Write out, precisely and in full, each line of the material.

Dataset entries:
- - -
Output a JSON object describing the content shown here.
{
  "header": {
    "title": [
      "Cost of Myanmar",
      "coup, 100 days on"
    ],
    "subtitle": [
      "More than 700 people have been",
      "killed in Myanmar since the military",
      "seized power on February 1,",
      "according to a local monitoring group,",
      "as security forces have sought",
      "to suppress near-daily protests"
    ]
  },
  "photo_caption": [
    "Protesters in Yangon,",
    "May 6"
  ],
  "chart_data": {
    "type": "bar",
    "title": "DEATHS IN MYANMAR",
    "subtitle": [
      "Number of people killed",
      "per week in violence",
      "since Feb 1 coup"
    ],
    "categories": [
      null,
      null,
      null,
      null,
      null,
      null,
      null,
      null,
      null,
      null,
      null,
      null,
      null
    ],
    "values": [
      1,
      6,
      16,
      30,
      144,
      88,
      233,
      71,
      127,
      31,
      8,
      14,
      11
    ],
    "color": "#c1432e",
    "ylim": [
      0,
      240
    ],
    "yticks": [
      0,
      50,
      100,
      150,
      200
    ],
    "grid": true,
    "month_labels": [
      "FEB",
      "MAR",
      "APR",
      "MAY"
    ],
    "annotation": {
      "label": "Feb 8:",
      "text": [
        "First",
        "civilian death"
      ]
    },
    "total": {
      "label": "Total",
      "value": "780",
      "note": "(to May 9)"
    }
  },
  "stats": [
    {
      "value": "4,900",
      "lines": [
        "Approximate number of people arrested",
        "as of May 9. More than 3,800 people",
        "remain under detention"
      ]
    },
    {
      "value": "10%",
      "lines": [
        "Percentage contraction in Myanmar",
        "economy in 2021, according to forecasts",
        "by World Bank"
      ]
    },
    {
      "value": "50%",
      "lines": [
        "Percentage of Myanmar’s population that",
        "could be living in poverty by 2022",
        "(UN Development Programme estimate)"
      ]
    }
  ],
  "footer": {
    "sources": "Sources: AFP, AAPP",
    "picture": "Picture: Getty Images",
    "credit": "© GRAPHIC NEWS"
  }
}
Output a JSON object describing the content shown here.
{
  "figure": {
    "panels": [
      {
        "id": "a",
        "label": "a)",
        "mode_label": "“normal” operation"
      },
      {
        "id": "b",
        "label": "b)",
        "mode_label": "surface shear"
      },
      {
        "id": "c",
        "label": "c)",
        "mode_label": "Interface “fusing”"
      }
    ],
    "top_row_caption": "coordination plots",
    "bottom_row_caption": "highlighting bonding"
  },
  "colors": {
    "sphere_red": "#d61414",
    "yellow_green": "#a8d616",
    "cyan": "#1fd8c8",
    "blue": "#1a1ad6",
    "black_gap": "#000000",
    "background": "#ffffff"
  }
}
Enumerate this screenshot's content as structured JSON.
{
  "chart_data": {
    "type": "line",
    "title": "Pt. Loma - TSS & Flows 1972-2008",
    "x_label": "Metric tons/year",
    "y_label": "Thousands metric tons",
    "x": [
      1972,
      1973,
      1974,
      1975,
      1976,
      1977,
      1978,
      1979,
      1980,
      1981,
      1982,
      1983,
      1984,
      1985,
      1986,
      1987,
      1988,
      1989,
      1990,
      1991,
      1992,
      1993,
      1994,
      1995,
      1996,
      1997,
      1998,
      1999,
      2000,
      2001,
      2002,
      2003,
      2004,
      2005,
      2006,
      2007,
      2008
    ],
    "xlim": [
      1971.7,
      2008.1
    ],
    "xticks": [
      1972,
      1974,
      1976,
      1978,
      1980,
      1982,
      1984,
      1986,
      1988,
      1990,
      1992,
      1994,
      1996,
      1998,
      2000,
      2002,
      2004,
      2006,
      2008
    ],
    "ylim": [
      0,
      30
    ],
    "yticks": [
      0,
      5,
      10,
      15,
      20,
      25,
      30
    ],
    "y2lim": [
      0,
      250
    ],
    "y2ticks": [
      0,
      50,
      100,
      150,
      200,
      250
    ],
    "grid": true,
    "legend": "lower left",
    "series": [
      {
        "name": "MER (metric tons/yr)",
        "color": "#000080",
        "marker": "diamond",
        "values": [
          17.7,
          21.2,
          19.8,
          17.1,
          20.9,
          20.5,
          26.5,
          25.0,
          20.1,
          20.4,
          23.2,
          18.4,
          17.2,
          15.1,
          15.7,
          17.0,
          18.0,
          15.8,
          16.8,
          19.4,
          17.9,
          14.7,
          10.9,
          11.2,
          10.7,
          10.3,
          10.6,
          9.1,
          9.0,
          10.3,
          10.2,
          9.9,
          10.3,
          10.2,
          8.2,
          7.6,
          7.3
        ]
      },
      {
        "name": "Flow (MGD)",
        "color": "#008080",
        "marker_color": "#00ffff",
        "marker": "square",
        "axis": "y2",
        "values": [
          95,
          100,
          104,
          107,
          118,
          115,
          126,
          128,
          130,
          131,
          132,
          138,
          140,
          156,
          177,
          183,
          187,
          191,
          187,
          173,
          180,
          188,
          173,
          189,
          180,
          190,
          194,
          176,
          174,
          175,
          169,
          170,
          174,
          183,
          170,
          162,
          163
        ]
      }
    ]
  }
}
- - -
**Output of the exercise:**
Output a JSON object describing the content shown here.
{
  "header": {
    "title": [
      "Cost of Myanmar",
      "coup, 100 days on"
    ],
    "subtitle": [
      "More than 700 people have been",
      "killed in Myanmar since the military",
      "seized power on February 1,",
      "according to a local monitoring group,",
      "as security forces have sought",
      "to suppress near-daily protests"
    ]
  },
  "photo_caption": [
    "Protesters in Yangon,",
    "May 6"
  ],
  "chart_data": {
    "type": "bar",
    "title": "DEATHS IN MYANMAR",
    "subtitle": [
      "Number of people killed",
      "per week in violence",
      "since Feb 1 coup"
    ],
    "categories": [
      null,
      null,
      null,
      null,
      null,
      null,
      null,
      null,
      null,
      null,
      null,
      null,
      null
    ],
    "values": [
      1,
      6,
      16,
      30,
      144,
      88,
      233,
      71,
      127,
      31,
      8,
      14,
      11
    ],
    "color": "#c1432e",
    "ylim": [
      0,
      240
    ],
    "yticks": [
      0,
      50,
      100,
      150,
      200
    ],
    "grid": true,
    "month_labels": [
      "FEB",
      "MAR",
      "APR",
      "MAY"
    ],
    "annotation": {
      "label": "Feb 8:",
      "text": [
        "First",
        "civilian death"
      ]
    },
    "total": {
      "label": "Total",
      "value": "780",
      "note": "(to May 9)"
    }
  },
  "stats": [
    {
      "value": "4,900",
      "lines": [
        "Approximate number of people arrested",
        "as of May 9. More than 3,800 people",
        "remain under detention"
      ]
    },
    {
      "value": "10%",
      "lines": [
        "Percentage contraction in Myanmar",
        "economy in 2021, according to forecasts",
        "by World Bank"
      ]
    },
    {
      "value": "50%",
      "lines": [
        "Percentage of Myanmar’s population that",
        "could be living in poverty by 2022",
        "(UN Development Programme estimate)"
      ]
    }
  ],
  "footer": {
    "sources": "Sources: AFP, AAPP",
    "picture": "Picture: Getty Images",
    "credit": "© GRAPHIC NEWS"
  }
}
Output a JSON object describing the content shown here.
{
  "figure": {
    "panels": [
      {
        "id": "a",
        "label": "a)",
        "mode_label": "“normal” operation"
      },
      {
        "id": "b",
        "label": "b)",
        "mode_label": "surface shear"
      },
      {
        "id": "c",
        "label": "c)",
        "mode_label": "Interface “fusing”"
      }
    ],
    "top_row_caption": "coordination plots",
    "bottom_row_caption": "highlighting bonding"
  },
  "colors": {
    "sphere_red": "#d61414",
    "yellow_green": "#a8d616",
    "cyan": "#1fd8c8",
    "blue": "#1a1ad6",
    "black_gap": "#000000",
    "background": "#ffffff"
  }
}
Enumerate this screenshot's content as structured JSON.
{
  "chart_data": {
    "type": "line",
    "title": "Pt. Loma - TSS & Flows 1972-2008",
    "x_label": "Metric tons/year",
    "y_label": "Thousands metric tons",
    "x": [
      1972,
      1973,
      1974,
      1975,
      1976,
      1977,
      1978,
      1979,
      1980,
      1981,
      1982,
      1983,
      1984,
      1985,
      1986,
      1987,
      1988,
      1989,
      1990,
      1991,
      1992,
      1993,
      1994,
      1995,
      1996,
      1997,
      1998,
      1999,
      2000,
      2001,
      2002,
      2003,
      2004,
      2005,
      2006,
      2007,
      2008
    ],
    "xlim": [
      1971.7,
      2008.1
    ],
    "xticks": [
      1972,
      1974,
      1976,
      1978,
      1980,
      1982,
      1984,
      1986,
      1988,
      1990,
      1992,
      1994,
      1996,
      1998,
      2000,
      2002,
      2004,
      2006,
      2008
    ],
    "ylim": [
      0,
      30
    ],
    "yticks": [
      0,
      5,
      10,
      15,
      20,
      25,
      30
    ],
    "y2lim": [
      0,
      250
    ],
    "y2ticks": [
      0,
      50,
      100,
      150,
      200,
      250
    ],
    "grid": true,
    "legend": "lower left",
    "series": [
      {
        "name": "MER (metric tons/yr)",
        "color": "#000080",
        "marker": "diamond",
        "values": [
          17.7,
          21.2,
          19.8,
          17.1,
          20.9,
          20.5,
          26.5,
          25.0,
          20.1,
          20.4,
          23.2,
          18.4,
          17.2,
          15.1,
          15.7,
          17.0,
          18.0,
          15.8,
          16.8,
          19.4,
          17.9,
          14.7,
          10.9,
          11.2,
          10.7,
          10.3,
          10.6,
          9.1,
          9.0,
          10.3,
          10.2,
          9.9,
          10.3,
          10.2,
          8.2,
          7.6,
          7.3
        ]
      },
      {
        "name": "Flow (MGD)",
        "color": "#008080",
        "marker_color": "#00ffff",
        "marker": "square",
        "axis": "y2",
        "values": [
          95,
          100,
          104,
          107,
          118,
          115,
          126,
          128,
          130,
          131,
          132,
          138,
          140,
          156,
          177,
          183,
          187,
          191,
          187,
          173,
          180,
          188,
          173,
          189,
          180,
          190,
          194,
          176,
          174,
          175,
          169,
          170,
          174,
          183,
          170,
          162,
          163
        ]
      }
    ]
  }
}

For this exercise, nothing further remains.